SERIE DI ESERCIZI -
a. Indica se ciascuna affermazione concorda con la recensione di «Guerre che ho visto»: (i) il libro è stato pubblicato nel 1945; (ii) il diario è suddiviso in capitoli; (iii) la copia letta dall'autore della recensione è del 1947. Per ognuna rispondi sì o no e cita testualmente le parole della recensione che lo stabiliscono.
b. Per favore, trascrivi parola per parola il tratto della recensione di «Guerre che ho visto» che va da «Voto: 5 stelle» fino a «anglo-americana Barbara Lanati.».
c. Riassumi in due frasi la recensione di «Guerre che ho visto».

TESTO FORNITO -
>>

“Guerre che ho visto” – Gertrude Stein


Voto: 5 stelle / 5

“Guerre che ho visto” (“Wars I Have Seen”) è uno degli ultimi libri di Gertrude Stein pubblicati mentre lei era ancora in vita. È stato scritto durante la seconda guerra mondiale e pubblicato nel 1945, mentre Gertrude Stein è morta a gennaio 1946. La traduzione in circolazione è ancora quella di Giorgio Monicelli nel 1947 per Mondadori. La copia che ho letto è del 1980, con l’introduzione della docente universitaria di Lingua e Letteratura anglo-americana Barbara Lanati.

Di Gertrude Stein abbiamo recensito anche “Tre vite”.

Trama di Guerre che ho visto

“Guerre che ho visto” è un diario atipico, steso come un lungo flusso di coscienza, nel periodo in cui l’autrice americana era sfollata nella campagna di Parigi durante la seconda guerra mondiale. Non è suddiviso in giornate, capitoli o stacchi di paragrafo.

Dopo sporadici excursus ed efficaci paragoni sulla guerra di Crimea e sulla prima guerra mondiale, il lasso di tempo fra il 1942 e il 1944 viene presentato come un unico blocco, scandito solo ogni tanto da un “oggi” o da una data, ma concentrato soprattutto su una narrazione estremamente colloquiale. Al primo posto ci sono aneddoti, constatazioni, moti di stupore nel confrontare la situazione del presente con le guerre passate e con tutti gli altri presenti possibili, se non ci fosse stata la guerra.

“Nel diciannovesimo secolo si ha la sensazione che si sia giustificati a essere arrabbiati, ad aver ragione, a essere giustificati. Nel ventesimo secolo non conta che una cosa sia giusta ma che ciò che accade accada veramente”

In un tempo sospeso e come in apnea, i punti di riferimento cambiano, le proporzioni saltano e aneddoti e notizie ufficiali finiscono sullo stesso piano. La prospettiva che gli alleati possano arrivare in un certo giorno è tanto importante quanto sapere se le galline abbiano fatto le uova.

<<

DATI GREZZI -
>>

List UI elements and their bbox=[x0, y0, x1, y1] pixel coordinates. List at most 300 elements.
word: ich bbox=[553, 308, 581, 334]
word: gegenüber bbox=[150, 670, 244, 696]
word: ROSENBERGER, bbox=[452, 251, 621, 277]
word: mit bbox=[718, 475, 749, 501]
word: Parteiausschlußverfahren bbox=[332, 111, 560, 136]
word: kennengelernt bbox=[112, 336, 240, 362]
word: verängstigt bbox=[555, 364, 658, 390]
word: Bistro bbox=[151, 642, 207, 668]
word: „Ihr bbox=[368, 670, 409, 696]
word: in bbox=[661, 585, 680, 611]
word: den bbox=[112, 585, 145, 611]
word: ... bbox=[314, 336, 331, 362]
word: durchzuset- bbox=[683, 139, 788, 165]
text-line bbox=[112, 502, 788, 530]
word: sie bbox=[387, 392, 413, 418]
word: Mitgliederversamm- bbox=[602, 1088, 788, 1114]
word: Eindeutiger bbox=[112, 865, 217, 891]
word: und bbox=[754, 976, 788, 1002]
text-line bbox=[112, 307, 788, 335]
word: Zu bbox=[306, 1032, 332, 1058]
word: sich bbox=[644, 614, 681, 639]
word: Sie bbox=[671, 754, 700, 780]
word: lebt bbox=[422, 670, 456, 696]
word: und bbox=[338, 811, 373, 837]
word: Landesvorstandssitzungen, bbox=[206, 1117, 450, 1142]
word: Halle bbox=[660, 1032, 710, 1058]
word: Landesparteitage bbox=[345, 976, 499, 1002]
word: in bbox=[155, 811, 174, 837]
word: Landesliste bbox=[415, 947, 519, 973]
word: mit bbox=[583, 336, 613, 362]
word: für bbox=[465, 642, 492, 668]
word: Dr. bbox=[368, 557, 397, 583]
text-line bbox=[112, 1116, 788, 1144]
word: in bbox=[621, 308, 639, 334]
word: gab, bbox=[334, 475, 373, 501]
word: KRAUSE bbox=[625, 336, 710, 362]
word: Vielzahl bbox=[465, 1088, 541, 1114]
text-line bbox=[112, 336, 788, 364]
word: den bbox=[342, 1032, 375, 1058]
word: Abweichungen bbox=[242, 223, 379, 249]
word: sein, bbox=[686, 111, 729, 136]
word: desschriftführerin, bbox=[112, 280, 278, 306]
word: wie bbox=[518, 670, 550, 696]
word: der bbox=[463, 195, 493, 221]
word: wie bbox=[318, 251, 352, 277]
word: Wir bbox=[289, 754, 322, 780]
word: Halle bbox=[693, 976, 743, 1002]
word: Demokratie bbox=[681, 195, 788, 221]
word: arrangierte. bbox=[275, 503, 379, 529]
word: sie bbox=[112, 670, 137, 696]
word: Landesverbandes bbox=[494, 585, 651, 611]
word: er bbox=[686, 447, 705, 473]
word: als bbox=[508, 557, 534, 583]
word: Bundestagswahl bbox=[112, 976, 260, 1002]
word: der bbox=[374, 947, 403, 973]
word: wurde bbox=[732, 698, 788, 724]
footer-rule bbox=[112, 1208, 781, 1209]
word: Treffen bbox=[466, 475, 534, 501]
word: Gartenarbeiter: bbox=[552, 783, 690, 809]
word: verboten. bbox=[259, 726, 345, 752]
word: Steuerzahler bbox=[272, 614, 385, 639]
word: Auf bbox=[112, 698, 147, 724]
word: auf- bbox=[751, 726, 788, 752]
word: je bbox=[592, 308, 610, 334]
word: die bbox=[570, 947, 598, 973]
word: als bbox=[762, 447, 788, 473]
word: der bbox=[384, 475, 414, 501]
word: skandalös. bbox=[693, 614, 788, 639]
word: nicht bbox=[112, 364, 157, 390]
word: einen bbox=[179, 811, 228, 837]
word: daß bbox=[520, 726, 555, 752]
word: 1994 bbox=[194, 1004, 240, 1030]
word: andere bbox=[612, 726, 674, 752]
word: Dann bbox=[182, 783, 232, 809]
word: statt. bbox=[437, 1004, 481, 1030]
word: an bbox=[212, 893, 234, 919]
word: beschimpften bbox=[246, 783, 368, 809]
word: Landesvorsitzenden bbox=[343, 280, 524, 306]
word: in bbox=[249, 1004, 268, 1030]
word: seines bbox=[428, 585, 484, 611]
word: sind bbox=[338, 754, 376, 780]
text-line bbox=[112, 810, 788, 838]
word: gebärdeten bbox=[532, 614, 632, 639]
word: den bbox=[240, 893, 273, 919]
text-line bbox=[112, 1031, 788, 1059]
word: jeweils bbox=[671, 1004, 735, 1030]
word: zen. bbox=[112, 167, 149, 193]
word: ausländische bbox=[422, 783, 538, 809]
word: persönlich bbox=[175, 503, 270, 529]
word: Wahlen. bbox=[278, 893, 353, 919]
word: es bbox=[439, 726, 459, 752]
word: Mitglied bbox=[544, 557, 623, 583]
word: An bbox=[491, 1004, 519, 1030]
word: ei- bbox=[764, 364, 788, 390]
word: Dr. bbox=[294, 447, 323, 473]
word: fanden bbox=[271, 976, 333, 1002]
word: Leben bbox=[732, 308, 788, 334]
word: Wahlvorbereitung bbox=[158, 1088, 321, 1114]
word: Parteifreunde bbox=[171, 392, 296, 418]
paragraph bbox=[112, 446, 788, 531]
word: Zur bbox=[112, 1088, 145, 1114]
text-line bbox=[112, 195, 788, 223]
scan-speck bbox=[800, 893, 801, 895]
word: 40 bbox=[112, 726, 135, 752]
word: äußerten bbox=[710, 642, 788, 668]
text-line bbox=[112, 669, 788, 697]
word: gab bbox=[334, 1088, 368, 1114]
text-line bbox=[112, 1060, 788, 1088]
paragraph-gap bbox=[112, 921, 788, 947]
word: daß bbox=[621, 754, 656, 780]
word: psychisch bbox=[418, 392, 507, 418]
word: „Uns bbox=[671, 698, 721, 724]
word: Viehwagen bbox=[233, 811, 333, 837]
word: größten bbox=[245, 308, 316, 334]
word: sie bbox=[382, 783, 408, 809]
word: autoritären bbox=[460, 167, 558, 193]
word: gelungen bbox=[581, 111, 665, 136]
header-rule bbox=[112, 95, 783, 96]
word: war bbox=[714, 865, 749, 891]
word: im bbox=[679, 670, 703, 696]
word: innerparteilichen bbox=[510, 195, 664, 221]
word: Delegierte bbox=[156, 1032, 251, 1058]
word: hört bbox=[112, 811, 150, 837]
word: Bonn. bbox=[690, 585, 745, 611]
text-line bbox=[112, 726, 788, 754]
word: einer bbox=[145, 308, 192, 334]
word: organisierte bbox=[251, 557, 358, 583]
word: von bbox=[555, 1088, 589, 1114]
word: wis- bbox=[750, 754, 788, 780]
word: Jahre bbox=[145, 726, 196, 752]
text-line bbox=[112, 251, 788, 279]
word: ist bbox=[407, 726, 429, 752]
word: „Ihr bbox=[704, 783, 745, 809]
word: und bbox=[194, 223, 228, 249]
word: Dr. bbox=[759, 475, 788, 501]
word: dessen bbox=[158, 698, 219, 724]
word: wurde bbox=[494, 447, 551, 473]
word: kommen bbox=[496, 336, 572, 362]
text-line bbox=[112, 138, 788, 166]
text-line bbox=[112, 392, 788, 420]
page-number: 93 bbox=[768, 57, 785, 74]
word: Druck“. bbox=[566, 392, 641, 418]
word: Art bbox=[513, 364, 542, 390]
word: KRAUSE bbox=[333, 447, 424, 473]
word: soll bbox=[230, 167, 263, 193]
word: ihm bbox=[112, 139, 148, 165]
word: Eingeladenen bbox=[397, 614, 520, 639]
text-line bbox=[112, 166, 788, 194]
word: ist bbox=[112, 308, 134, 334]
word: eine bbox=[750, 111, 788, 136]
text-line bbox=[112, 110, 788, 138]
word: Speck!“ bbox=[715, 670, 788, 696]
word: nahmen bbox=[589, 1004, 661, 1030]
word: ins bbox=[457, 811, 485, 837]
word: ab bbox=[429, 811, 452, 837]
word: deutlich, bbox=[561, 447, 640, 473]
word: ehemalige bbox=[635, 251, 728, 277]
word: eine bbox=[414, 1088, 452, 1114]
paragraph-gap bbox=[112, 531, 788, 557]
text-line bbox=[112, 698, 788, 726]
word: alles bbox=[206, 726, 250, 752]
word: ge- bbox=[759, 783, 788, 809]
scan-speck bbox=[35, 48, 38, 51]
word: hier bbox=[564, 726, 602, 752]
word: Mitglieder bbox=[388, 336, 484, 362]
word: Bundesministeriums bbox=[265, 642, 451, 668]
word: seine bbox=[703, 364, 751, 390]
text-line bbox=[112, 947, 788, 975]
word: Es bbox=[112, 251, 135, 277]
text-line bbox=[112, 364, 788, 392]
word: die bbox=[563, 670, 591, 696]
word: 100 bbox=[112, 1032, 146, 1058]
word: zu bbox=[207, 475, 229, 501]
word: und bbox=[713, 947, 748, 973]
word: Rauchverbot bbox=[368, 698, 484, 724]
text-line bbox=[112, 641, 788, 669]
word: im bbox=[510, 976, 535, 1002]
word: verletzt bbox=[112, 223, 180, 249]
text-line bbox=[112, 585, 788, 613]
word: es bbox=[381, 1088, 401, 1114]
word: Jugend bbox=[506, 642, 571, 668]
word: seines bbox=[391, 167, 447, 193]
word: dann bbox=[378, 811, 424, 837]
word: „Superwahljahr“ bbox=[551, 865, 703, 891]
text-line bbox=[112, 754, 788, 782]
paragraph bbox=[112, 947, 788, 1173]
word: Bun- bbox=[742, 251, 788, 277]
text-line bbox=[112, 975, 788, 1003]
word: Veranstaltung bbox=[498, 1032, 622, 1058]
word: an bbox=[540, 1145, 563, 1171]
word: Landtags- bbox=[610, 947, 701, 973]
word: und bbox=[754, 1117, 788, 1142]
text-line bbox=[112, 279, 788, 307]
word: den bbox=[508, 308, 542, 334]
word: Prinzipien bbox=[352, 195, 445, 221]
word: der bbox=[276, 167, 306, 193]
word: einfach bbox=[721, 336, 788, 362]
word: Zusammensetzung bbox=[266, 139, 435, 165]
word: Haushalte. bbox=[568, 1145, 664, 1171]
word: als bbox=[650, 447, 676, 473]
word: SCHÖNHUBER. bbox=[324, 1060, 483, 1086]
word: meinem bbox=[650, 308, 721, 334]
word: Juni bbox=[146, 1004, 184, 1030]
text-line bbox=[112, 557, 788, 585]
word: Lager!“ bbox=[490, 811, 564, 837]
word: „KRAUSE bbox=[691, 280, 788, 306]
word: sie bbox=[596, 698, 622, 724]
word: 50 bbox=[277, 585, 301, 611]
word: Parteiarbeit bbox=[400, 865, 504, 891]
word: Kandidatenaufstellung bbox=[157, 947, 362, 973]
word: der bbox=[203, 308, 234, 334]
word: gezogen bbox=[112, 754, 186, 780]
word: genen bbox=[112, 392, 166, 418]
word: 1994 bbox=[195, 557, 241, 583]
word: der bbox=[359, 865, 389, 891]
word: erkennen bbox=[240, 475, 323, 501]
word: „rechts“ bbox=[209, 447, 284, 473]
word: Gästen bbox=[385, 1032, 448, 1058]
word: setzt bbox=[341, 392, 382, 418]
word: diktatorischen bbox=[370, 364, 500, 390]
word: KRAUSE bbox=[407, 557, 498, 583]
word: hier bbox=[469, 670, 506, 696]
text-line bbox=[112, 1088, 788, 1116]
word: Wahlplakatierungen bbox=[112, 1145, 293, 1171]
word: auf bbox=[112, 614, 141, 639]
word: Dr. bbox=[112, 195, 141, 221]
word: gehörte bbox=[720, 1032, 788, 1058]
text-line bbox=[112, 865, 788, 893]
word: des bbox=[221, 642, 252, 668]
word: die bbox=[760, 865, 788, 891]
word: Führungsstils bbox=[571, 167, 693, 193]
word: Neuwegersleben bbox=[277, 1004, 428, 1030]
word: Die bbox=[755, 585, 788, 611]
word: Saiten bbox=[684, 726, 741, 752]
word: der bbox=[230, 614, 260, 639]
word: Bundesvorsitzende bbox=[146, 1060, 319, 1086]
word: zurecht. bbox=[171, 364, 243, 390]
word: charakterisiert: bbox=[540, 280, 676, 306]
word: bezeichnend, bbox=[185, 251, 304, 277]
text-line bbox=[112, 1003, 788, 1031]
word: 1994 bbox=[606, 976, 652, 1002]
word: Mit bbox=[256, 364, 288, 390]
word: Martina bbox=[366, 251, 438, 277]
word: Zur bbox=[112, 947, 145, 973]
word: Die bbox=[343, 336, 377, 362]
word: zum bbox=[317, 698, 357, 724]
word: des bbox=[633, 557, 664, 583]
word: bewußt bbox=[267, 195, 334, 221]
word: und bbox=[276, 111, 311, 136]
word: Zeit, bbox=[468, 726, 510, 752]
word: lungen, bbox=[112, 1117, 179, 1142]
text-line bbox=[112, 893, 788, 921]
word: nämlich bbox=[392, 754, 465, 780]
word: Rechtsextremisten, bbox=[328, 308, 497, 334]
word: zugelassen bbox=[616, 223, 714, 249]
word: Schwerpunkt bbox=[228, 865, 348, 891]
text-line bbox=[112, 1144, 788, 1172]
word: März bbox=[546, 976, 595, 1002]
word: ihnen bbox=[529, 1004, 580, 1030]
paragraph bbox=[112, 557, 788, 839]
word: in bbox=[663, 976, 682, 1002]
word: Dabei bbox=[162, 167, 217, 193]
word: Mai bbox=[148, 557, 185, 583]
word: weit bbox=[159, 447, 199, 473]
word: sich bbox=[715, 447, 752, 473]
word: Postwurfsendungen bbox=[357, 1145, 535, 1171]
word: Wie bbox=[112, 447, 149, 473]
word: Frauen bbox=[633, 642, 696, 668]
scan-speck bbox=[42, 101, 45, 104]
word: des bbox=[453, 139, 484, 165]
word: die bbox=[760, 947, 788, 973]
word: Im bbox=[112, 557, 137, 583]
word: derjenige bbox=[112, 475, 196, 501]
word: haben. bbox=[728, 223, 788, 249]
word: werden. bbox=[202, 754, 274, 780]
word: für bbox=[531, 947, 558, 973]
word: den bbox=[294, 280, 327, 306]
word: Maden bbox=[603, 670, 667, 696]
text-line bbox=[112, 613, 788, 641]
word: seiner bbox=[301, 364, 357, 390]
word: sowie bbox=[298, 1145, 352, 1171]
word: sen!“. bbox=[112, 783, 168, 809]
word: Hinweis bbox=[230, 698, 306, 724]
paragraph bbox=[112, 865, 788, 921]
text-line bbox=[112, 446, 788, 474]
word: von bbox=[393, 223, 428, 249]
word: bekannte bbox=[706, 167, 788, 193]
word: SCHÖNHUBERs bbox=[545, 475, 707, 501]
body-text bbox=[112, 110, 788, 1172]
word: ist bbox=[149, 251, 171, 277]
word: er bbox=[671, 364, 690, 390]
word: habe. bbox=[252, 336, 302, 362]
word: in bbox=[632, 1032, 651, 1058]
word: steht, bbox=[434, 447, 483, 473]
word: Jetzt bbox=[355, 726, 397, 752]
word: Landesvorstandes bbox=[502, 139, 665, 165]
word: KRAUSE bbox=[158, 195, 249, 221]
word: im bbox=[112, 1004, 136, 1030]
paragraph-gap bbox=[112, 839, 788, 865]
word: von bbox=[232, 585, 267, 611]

<<

RISULTATI -
a.
(i) Sì: "pubblicato nel 1945"
(ii) No: "Non è suddiviso in giornate, capitoli o stacchi di paragrafo."
(iii) No: "La copia che ho letto è del 1980"

b.
Voto: 5 stelle / 5

“Guerre che ho visto” (“Wars I Have Seen”) è uno degli ultimi libri di Gertrude Stein pubblicati mentre lei era ancora in vita. È stato scritto durante la seconda guerra mondiale e pubblicato nel 1945, mentre Gertrude Stein è morta a gennaio 1946. La traduzione in circolazione è ancora quella di Giorgio Monicelli nel 1947 per Mondadori. La copia che ho letto è del 1980, con l’introduzione della docente universitaria di Lingua e Letteratura anglo-americana Barbara Lanati.

c. «Guerre che ho visto» è uno degli ultimi libri di Gertrude Stein pubblicati mentre era in vita: è stato scritto durante la seconda guerra mondiale e pubblicato nel 1945. È un diario atipico, steso come un lungo flusso di coscienza mentre l'autrice era sfollata nella campagna di Parigi, che presenta il periodo fra il 1942 e il 1944 come un unico blocco in una narrazione molto colloquiale, mettendo aneddoti e notizie ufficiali sullo stesso piano.